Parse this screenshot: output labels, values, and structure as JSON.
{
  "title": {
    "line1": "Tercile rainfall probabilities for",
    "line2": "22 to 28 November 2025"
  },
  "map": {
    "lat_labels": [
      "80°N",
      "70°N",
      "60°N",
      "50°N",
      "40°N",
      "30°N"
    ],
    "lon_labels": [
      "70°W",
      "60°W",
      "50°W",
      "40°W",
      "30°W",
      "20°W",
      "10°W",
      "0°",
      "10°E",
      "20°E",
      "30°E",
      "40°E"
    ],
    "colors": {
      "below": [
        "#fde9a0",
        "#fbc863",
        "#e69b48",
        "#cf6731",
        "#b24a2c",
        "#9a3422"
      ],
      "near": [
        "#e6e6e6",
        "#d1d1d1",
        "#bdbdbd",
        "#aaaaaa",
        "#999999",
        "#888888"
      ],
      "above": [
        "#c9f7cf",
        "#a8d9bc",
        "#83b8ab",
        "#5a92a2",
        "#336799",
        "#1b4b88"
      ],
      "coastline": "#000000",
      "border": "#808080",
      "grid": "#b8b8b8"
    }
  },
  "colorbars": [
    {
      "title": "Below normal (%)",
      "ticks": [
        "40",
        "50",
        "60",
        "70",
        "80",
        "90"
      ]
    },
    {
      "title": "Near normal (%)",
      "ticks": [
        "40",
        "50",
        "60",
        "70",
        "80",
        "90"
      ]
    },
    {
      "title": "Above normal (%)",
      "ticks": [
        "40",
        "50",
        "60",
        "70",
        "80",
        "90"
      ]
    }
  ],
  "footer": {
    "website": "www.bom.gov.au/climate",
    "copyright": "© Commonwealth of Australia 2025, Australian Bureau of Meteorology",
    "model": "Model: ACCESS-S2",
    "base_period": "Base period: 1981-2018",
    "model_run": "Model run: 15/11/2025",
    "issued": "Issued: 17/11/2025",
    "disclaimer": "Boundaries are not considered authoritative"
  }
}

- The request:
Quote every entry exactly.

- Complete response:
Parse this screenshot: output labels, values, and structure as JSON.
{
  "title": {
    "line1": "Tercile rainfall probabilities for",
    "line2": "22 to 28 November 2025"
  },
  "map": {
    "lat_labels": [
      "80°N",
      "70°N",
      "60°N",
      "50°N",
      "40°N",
      "30°N"
    ],
    "lon_labels": [
      "70°W",
      "60°W",
      "50°W",
      "40°W",
      "30°W",
      "20°W",
      "10°W",
      "0°",
      "10°E",
      "20°E",
      "30°E",
      "40°E"
    ],
    "colors": {
      "below": [
        "#fde9a0",
        "#fbc863",
        "#e69b48",
        "#cf6731",
        "#b24a2c",
        "#9a3422"
      ],
      "near": [
        "#e6e6e6",
        "#d1d1d1",
        "#bdbdbd",
        "#aaaaaa",
        "#999999",
        "#888888"
      ],
      "above": [
        "#c9f7cf",
        "#a8d9bc",
        "#83b8ab",
        "#5a92a2",
        "#336799",
        "#1b4b88"
      ],
      "coastline": "#000000",
      "border": "#808080",
      "grid": "#b8b8b8"
    }
  },
  "colorbars": [
    {
      "title": "Below normal (%)",
      "ticks": [
        "40",
        "50",
        "60",
        "70",
        "80",
        "90"
      ]
    },
    {
      "title": "Near normal (%)",
      "ticks": [
        "40",
        "50",
        "60",
        "70",
        "80",
        "90"
      ]
    },
    {
      "title": "Above normal (%)",
      "ticks": [
        "40",
        "50",
        "60",
        "70",
        "80",
        "90"
      ]
    }
  ],
  "footer": {
    "website": "www.bom.gov.au/climate",
    "copyright": "© Commonwealth of Australia 2025, Australian Bureau of Meteorology",
    "model": "Model: ACCESS-S2",
    "base_period": "Base period: 1981-2018",
    "model_run": "Model run: 15/11/2025",
    "issued": "Issued: 17/11/2025",
    "disclaimer": "Boundaries are not considered authoritative"
  }
}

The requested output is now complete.